OBJECTIVE: Reproduce each line of the listing exactly.

MATERIAL PROVIDED:
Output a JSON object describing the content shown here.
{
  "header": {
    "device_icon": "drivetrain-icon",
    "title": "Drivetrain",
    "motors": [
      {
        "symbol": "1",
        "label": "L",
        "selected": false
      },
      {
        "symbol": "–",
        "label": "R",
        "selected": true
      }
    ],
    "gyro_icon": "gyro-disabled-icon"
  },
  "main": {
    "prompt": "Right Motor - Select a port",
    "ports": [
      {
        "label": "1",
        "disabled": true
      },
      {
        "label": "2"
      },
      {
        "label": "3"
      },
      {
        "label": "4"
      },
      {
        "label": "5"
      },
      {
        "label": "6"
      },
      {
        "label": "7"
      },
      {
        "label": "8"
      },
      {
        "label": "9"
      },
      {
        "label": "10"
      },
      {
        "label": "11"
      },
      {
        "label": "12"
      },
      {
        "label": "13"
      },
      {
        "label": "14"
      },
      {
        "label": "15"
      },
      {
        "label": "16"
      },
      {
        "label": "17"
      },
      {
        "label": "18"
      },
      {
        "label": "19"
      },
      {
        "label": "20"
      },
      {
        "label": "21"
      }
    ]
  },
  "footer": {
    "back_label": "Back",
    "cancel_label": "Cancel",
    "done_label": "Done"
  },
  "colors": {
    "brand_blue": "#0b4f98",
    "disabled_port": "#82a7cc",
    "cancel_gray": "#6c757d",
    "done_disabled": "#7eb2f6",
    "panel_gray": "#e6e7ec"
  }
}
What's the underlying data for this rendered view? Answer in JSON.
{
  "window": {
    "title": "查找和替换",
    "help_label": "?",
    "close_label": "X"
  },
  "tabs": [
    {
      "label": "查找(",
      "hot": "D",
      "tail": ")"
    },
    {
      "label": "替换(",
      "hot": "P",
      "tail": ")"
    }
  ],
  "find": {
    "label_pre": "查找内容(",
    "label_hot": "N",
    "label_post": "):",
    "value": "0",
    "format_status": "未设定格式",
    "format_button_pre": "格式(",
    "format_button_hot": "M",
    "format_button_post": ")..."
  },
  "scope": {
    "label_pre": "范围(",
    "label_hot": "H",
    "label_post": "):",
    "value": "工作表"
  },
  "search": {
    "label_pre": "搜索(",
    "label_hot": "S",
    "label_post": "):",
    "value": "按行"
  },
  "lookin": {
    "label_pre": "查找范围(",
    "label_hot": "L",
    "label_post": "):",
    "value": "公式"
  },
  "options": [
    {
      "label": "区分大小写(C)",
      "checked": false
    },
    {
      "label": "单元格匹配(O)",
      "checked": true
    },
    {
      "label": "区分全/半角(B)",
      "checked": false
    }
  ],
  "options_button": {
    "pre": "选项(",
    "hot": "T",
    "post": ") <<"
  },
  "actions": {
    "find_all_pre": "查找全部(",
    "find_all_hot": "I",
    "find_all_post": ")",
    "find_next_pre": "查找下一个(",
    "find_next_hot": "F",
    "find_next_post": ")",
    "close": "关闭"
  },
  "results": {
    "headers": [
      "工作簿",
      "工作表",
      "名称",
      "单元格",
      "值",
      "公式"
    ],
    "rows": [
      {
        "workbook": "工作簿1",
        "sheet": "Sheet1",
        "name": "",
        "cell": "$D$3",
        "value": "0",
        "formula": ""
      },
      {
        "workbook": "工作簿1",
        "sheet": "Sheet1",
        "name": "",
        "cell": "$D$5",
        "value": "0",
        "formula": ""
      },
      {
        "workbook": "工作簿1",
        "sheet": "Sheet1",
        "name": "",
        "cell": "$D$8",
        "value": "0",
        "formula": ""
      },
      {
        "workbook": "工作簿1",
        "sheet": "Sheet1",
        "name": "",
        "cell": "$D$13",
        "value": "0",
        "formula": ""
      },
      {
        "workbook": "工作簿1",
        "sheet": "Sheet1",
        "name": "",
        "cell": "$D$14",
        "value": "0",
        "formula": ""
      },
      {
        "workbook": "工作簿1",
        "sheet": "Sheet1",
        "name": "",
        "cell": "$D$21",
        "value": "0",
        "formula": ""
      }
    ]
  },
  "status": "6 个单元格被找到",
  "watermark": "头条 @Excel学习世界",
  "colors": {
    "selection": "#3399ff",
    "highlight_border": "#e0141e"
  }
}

IN RESPONSE:
Output a JSON object describing the content shown here.
{
  "header": {
    "device_icon": "drivetrain-icon",
    "title": "Drivetrain",
    "motors": [
      {
        "symbol": "1",
        "label": "L",
        "selected": false
      },
      {
        "symbol": "–",
        "label": "R",
        "selected": true
      }
    ],
    "gyro_icon": "gyro-disabled-icon"
  },
  "main": {
    "prompt": "Right Motor - Select a port",
    "ports": [
      {
        "label": "1",
        "disabled": true
      },
      {
        "label": "2"
      },
      {
        "label": "3"
      },
      {
        "label": "4"
      },
      {
        "label": "5"
      },
      {
        "label": "6"
      },
      {
        "label": "7"
      },
      {
        "label": "8"
      },
      {
        "label": "9"
      },
      {
        "label": "10"
      },
      {
        "label": "11"
      },
      {
        "label": "12"
      },
      {
        "label": "13"
      },
      {
        "label": "14"
      },
      {
        "label": "15"
      },
      {
        "label": "16"
      },
      {
        "label": "17"
      },
      {
        "label": "18"
      },
      {
        "label": "19"
      },
      {
        "label": "20"
      },
      {
        "label": "21"
      }
    ]
  },
  "footer": {
    "back_label": "Back",
    "cancel_label": "Cancel",
    "done_label": "Done"
  },
  "colors": {
    "brand_blue": "#0b4f98",
    "disabled_port": "#82a7cc",
    "cancel_gray": "#6c757d",
    "done_disabled": "#7eb2f6",
    "panel_gray": "#e6e7ec"
  }
}
What's the underlying data for this rendered view? Answer in JSON.
{
  "window": {
    "title": "查找和替换",
    "help_label": "?",
    "close_label": "X"
  },
  "tabs": [
    {
      "label": "查找(",
      "hot": "D",
      "tail": ")"
    },
    {
      "label": "替换(",
      "hot": "P",
      "tail": ")"
    }
  ],
  "find": {
    "label_pre": "查找内容(",
    "label_hot": "N",
    "label_post": "):",
    "value": "0",
    "format_status": "未设定格式",
    "format_button_pre": "格式(",
    "format_button_hot": "M",
    "format_button_post": ")..."
  },
  "scope": {
    "label_pre": "范围(",
    "label_hot": "H",
    "label_post": "):",
    "value": "工作表"
  },
  "search": {
    "label_pre": "搜索(",
    "label_hot": "S",
    "label_post": "):",
    "value": "按行"
  },
  "lookin": {
    "label_pre": "查找范围(",
    "label_hot": "L",
    "label_post": "):",
    "value": "公式"
  },
  "options": [
    {
      "label": "区分大小写(C)",
      "checked": false
    },
    {
      "label": "单元格匹配(O)",
      "checked": true
    },
    {
      "label": "区分全/半角(B)",
      "checked": false
    }
  ],
  "options_button": {
    "pre": "选项(",
    "hot": "T",
    "post": ") <<"
  },
  "actions": {
    "find_all_pre": "查找全部(",
    "find_all_hot": "I",
    "find_all_post": ")",
    "find_next_pre": "查找下一个(",
    "find_next_hot": "F",
    "find_next_post": ")",
    "close": "关闭"
  },
  "results": {
    "headers": [
      "工作簿",
      "工作表",
      "名称",
      "单元格",
      "值",
      "公式"
    ],
    "rows": [
      {
        "workbook": "工作簿1",
        "sheet": "Sheet1",
        "name": "",
        "cell": "$D$3",
        "value": "0",
        "formula": ""
      },
      {
        "workbook": "工作簿1",
        "sheet": "Sheet1",
        "name": "",
        "cell": "$D$5",
        "value": "0",
        "formula": ""
      },
      {
        "workbook": "工作簿1",
        "sheet": "Sheet1",
        "name": "",
        "cell": "$D$8",
        "value": "0",
        "formula": ""
      },
      {
        "workbook": "工作簿1",
        "sheet": "Sheet1",
        "name": "",
        "cell": "$D$13",
        "value": "0",
        "formula": ""
      },
      {
        "workbook": "工作簿1",
        "sheet": "Sheet1",
        "name": "",
        "cell": "$D$14",
        "value": "0",
        "formula": ""
      },
      {
        "workbook": "工作簿1",
        "sheet": "Sheet1",
        "name": "",
        "cell": "$D$21",
        "value": "0",
        "formula": ""
      }
    ]
  },
  "status": "6 个单元格被找到",
  "watermark": "头条 @Excel学习世界",
  "colors": {
    "selection": "#3399ff",
    "highlight_border": "#e0141e"
  }
}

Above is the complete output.